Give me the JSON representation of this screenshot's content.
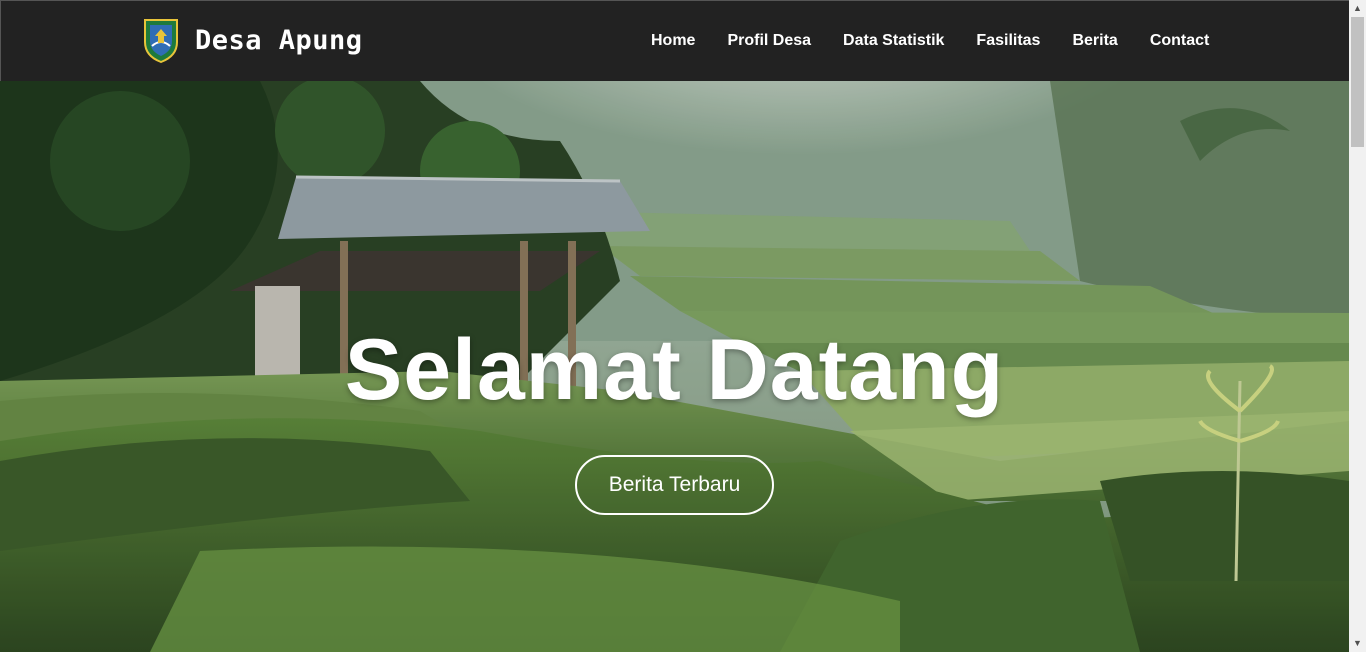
{
  "brand": {
    "name": "Desa Apung",
    "logo_icon": "village-emblem-icon"
  },
  "nav": {
    "items": [
      "Home",
      "Profil Desa",
      "Data Statistik",
      "Fasilitas",
      "Berita",
      "Contact"
    ]
  },
  "hero": {
    "title": "Selamat Datang",
    "button_label": "Berita Terbaru"
  },
  "colors": {
    "navbar": "#222222",
    "text": "#ffffff",
    "rice_field": "#5d8a3e"
  }
}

=======

Aim.
Return only the number of lines in the data above that include the word "Berita".

Complete output.
2